== Task objective ==
Among the lines below, count those with "employee". Give the total alone.

[Excerpts from a figure dataset]
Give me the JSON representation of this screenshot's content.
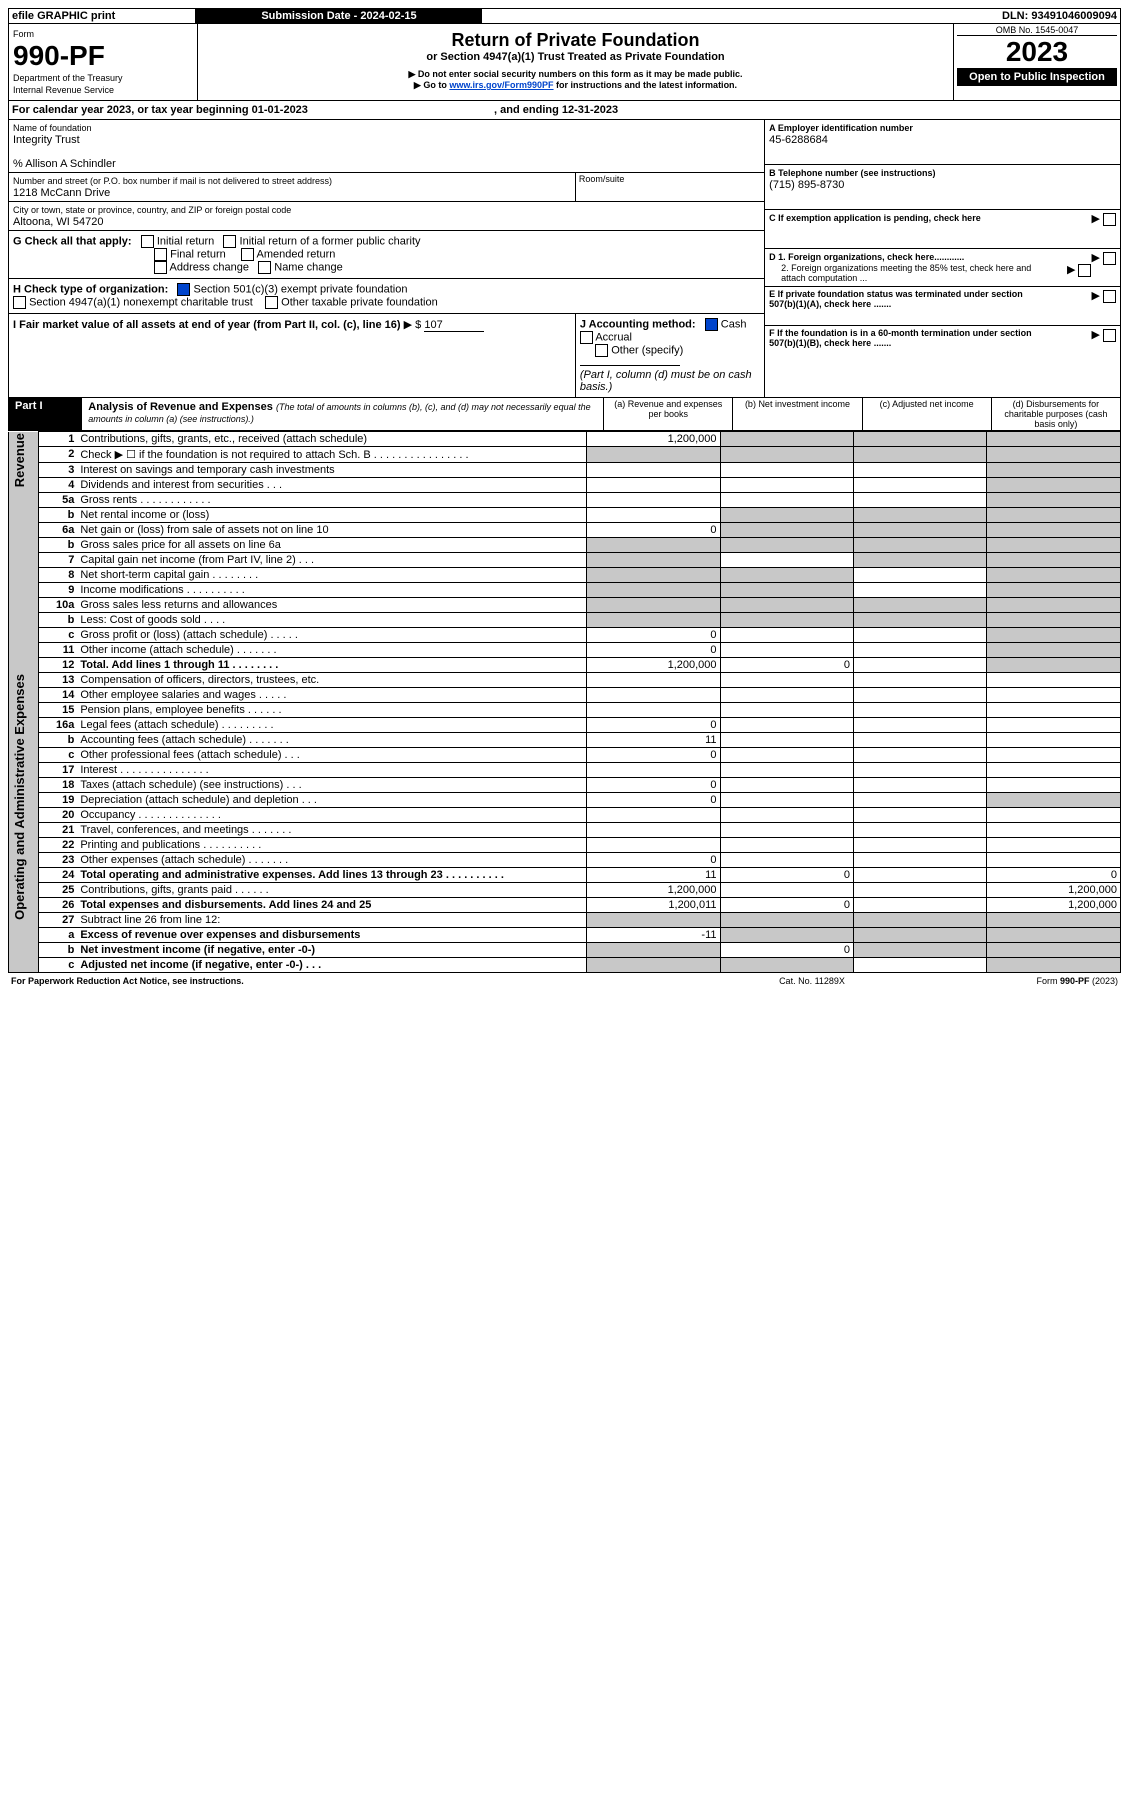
{
  "topbar": {
    "efile": "efile GRAPHIC print",
    "subdate_lbl": "Submission Date - 2024-02-15",
    "dln": "DLN: 93491046009094"
  },
  "hdr": {
    "form_no": "990-PF",
    "form_word": "Form",
    "dept": "Department of the Treasury",
    "irs": "Internal Revenue Service",
    "title": "Return of Private Foundation",
    "subtitle": "or Section 4947(a)(1) Trust Treated as Private Foundation",
    "note1": "▶ Do not enter social security numbers on this form as it may be made public.",
    "note2": "▶ Go to ",
    "link": "www.irs.gov/Form990PF",
    "note3": " for instructions and the latest information.",
    "omb": "OMB No. 1545-0047",
    "year": "2023",
    "open": "Open to Public Inspection"
  },
  "cal": {
    "line": "For calendar year 2023, or tax year beginning 01-01-2023",
    "end": ", and ending 12-31-2023"
  },
  "entity": {
    "name_lbl": "Name of foundation",
    "name": "Integrity Trust",
    "care": "% Allison A Schindler",
    "addr_lbl": "Number and street (or P.O. box number if mail is not delivered to street address)",
    "addr": "1218 McCann Drive",
    "room_lbl": "Room/suite",
    "city_lbl": "City or town, state or province, country, and ZIP or foreign postal code",
    "city": "Altoona, WI  54720",
    "a_lbl": "A Employer identification number",
    "a": "45-6288684",
    "b_lbl": "B Telephone number (see instructions)",
    "b": "(715) 895-8730",
    "c_lbl": "C If exemption application is pending, check here",
    "d1": "D 1. Foreign organizations, check here............",
    "d2": "2. Foreign organizations meeting the 85% test, check here and attach computation ...",
    "e": "E  If private foundation status was terminated under section 507(b)(1)(A), check here .......",
    "f": "F  If the foundation is in a 60-month termination under section 507(b)(1)(B), check here .......",
    "g_lbl": "G Check all that apply:",
    "g_opts": [
      "Initial return",
      "Initial return of a former public charity",
      "Final return",
      "Amended return",
      "Address change",
      "Name change"
    ],
    "h_lbl": "H Check type of organization:",
    "h1": "Section 501(c)(3) exempt private foundation",
    "h2": "Section 4947(a)(1) nonexempt charitable trust",
    "h3": "Other taxable private foundation",
    "i_lbl": "I Fair market value of all assets at end of year (from Part II, col. (c), line 16)",
    "i_val": "107",
    "i_pre": "▶ $",
    "j_lbl": "J Accounting method:",
    "j1": "Cash",
    "j2": "Accrual",
    "j3": "Other (specify)",
    "j_note": "(Part I, column (d) must be on cash basis.)"
  },
  "part1": {
    "label": "Part I",
    "title": "Analysis of Revenue and Expenses",
    "note": "(The total of amounts in columns (b), (c), and (d) may not necessarily equal the amounts in column (a) (see instructions).)",
    "cols": {
      "a": "(a)   Revenue and expenses per books",
      "b": "(b)   Net investment income",
      "c": "(c)   Adjusted net income",
      "d": "(d)   Disbursements for charitable purposes (cash basis only)"
    },
    "side_rev": "Revenue",
    "side_exp": "Operating and Administrative Expenses",
    "rows": [
      {
        "n": "1",
        "t": "Contributions, gifts, grants, etc., received (attach schedule)",
        "a": "1,200,000"
      },
      {
        "n": "2",
        "t": "Check ▶ ☐ if the foundation is not required to attach Sch. B    .  .  .  .  .  .  .  .  .  .  .  .  .  .  .  ."
      },
      {
        "n": "3",
        "t": "Interest on savings and temporary cash investments"
      },
      {
        "n": "4",
        "t": "Dividends and interest from securities    .   .   ."
      },
      {
        "n": "5a",
        "t": "Gross rents    .   .   .   .   .   .   .   .   .   .   .   ."
      },
      {
        "n": "b",
        "t": "Net rental income or (loss)"
      },
      {
        "n": "6a",
        "t": "Net gain or (loss) from sale of assets not on line 10",
        "a": "0"
      },
      {
        "n": "b",
        "t": "Gross sales price for all assets on line 6a"
      },
      {
        "n": "7",
        "t": "Capital gain net income (from Part IV, line 2)   .   .   ."
      },
      {
        "n": "8",
        "t": "Net short-term capital gain   .   .   .   .   .   .   .   ."
      },
      {
        "n": "9",
        "t": "Income modifications  .   .   .   .   .   .   .   .   .   ."
      },
      {
        "n": "10a",
        "t": "Gross sales less returns and allowances"
      },
      {
        "n": "b",
        "t": "Less: Cost of goods sold    .   .   .   ."
      },
      {
        "n": "c",
        "t": "Gross profit or (loss) (attach schedule)     .   .   .   .   .",
        "a": "0"
      },
      {
        "n": "11",
        "t": "Other income (attach schedule)    .   .   .   .   .   .   .",
        "a": "0"
      },
      {
        "n": "12",
        "t": "Total. Add lines 1 through 11    .   .   .   .   .   .   .   .",
        "a": "1,200,000",
        "b": "0",
        "bold": true
      },
      {
        "n": "13",
        "t": "Compensation of officers, directors, trustees, etc."
      },
      {
        "n": "14",
        "t": "Other employee salaries and wages    .   .   .   .   ."
      },
      {
        "n": "15",
        "t": "Pension plans, employee benefits   .   .   .   .   .   ."
      },
      {
        "n": "16a",
        "t": "Legal fees (attach schedule)  .   .   .   .   .   .   .   .   .",
        "a": "0"
      },
      {
        "n": "b",
        "t": "Accounting fees (attach schedule)  .   .   .   .   .   .   .",
        "a": "11"
      },
      {
        "n": "c",
        "t": "Other professional fees (attach schedule)    .   .   .",
        "a": "0"
      },
      {
        "n": "17",
        "t": "Interest  .   .   .   .   .   .   .   .   .   .   .   .   .   .   ."
      },
      {
        "n": "18",
        "t": "Taxes (attach schedule) (see instructions)     .   .   .",
        "a": "0"
      },
      {
        "n": "19",
        "t": "Depreciation (attach schedule) and depletion    .   .   .",
        "a": "0"
      },
      {
        "n": "20",
        "t": "Occupancy  .   .   .   .   .   .   .   .   .   .   .   .   .   ."
      },
      {
        "n": "21",
        "t": "Travel, conferences, and meetings  .   .   .   .   .   .   ."
      },
      {
        "n": "22",
        "t": "Printing and publications  .   .   .   .   .   .   .   .   .   ."
      },
      {
        "n": "23",
        "t": "Other expenses (attach schedule)  .   .   .   .   .   .   .",
        "a": "0"
      },
      {
        "n": "24",
        "t": "Total operating and administrative expenses. Add lines 13 through 23   .   .   .   .   .   .   .   .   .   .",
        "a": "11",
        "b": "0",
        "d": "0",
        "bold": true
      },
      {
        "n": "25",
        "t": "Contributions, gifts, grants paid     .   .   .   .   .   .",
        "a": "1,200,000",
        "d": "1,200,000"
      },
      {
        "n": "26",
        "t": "Total expenses and disbursements. Add lines 24 and 25",
        "a": "1,200,011",
        "b": "0",
        "d": "1,200,000",
        "bold": true
      },
      {
        "n": "27",
        "t": "Subtract line 26 from line 12:"
      },
      {
        "n": "a",
        "t": "Excess of revenue over expenses and disbursements",
        "a": "-11",
        "bold": true
      },
      {
        "n": "b",
        "t": "Net investment income (if negative, enter -0-)",
        "b": "0",
        "bold": true
      },
      {
        "n": "c",
        "t": "Adjusted net income (if negative, enter -0-)   .   .   .",
        "bold": true
      }
    ]
  },
  "footer": {
    "left": "For Paperwork Reduction Act Notice, see instructions.",
    "mid": "Cat. No. 11289X",
    "right": "Form 990-PF (2023)"
  }
}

== Written solution ==
2